*Material provided*:
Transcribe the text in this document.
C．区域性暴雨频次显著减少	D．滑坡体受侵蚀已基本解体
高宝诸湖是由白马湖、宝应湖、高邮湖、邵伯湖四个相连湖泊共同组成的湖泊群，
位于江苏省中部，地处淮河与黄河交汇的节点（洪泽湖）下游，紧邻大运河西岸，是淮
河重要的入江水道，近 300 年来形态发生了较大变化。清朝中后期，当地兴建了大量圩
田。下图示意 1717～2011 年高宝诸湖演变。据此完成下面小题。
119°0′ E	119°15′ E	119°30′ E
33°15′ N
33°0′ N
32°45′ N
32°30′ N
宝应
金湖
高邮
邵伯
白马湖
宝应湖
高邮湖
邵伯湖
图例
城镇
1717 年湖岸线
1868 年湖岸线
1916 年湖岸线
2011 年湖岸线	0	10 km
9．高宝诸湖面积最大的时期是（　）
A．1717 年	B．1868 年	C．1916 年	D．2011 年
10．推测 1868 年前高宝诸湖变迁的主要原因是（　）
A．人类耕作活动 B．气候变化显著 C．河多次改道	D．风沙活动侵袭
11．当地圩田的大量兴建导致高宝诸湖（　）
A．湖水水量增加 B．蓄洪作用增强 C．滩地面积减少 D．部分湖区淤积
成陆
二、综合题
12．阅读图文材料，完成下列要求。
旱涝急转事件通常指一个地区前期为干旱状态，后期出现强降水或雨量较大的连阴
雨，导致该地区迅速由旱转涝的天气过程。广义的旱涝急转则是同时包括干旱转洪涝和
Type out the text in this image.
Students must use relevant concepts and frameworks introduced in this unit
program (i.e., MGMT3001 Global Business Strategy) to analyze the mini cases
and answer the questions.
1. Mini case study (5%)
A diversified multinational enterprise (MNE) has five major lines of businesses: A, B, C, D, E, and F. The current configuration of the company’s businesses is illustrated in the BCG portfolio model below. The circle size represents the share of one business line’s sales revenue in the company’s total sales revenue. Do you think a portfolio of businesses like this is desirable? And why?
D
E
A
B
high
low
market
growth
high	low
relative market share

*Written exercise*: Extract, word for word, each line of the listing above.

*Answer to the task*:
Transcribe the text in this document.
C．区域性暴雨频次显著减少	D．滑坡体受侵蚀已基本解体
高宝诸湖是由白马湖、宝应湖、高邮湖、邵伯湖四个相连湖泊共同组成的湖泊群，
位于江苏省中部，地处淮河与黄河交汇的节点（洪泽湖）下游，紧邻大运河西岸，是淮
河重要的入江水道，近 300 年来形态发生了较大变化。清朝中后期，当地兴建了大量圩
田。下图示意 1717～2011 年高宝诸湖演变。据此完成下面小题。
119°0′ E	119°15′ E	119°30′ E
33°15′ N
33°0′ N
32°45′ N
32°30′ N
宝应
金湖
高邮
邵伯
白马湖
宝应湖
高邮湖
邵伯湖
图例
城镇
1717 年湖岸线
1868 年湖岸线
1916 年湖岸线
2011 年湖岸线	0	10 km
9．高宝诸湖面积最大的时期是（　）
A．1717 年	B．1868 年	C．1916 年	D．2011 年
10．推测 1868 年前高宝诸湖变迁的主要原因是（　）
A．人类耕作活动 B．气候变化显著 C．河多次改道	D．风沙活动侵袭
11．当地圩田的大量兴建导致高宝诸湖（　）
A．湖水水量增加 B．蓄洪作用增强 C．滩地面积减少 D．部分湖区淤积
成陆
二、综合题
12．阅读图文材料，完成下列要求。
旱涝急转事件通常指一个地区前期为干旱状态，后期出现强降水或雨量较大的连阴
雨，导致该地区迅速由旱转涝的天气过程。广义的旱涝急转则是同时包括干旱转洪涝和
Type out the text in this image.
Students must use relevant concepts and frameworks introduced in this unit
program (i.e., MGMT3001 Global Business Strategy) to analyze the mini cases
and answer the questions.
1. Mini case study (5%)
A diversified multinational enterprise (MNE) has five major lines of businesses: A, B, C, D, E, and F. The current configuration of the company’s businesses is illustrated in the BCG portfolio model below. The circle size represents the share of one business line’s sales revenue in the company’s total sales revenue. Do you think a portfolio of businesses like this is desirable? And why?
D
E
A
B
high
low
market
growth
high	low
relative market share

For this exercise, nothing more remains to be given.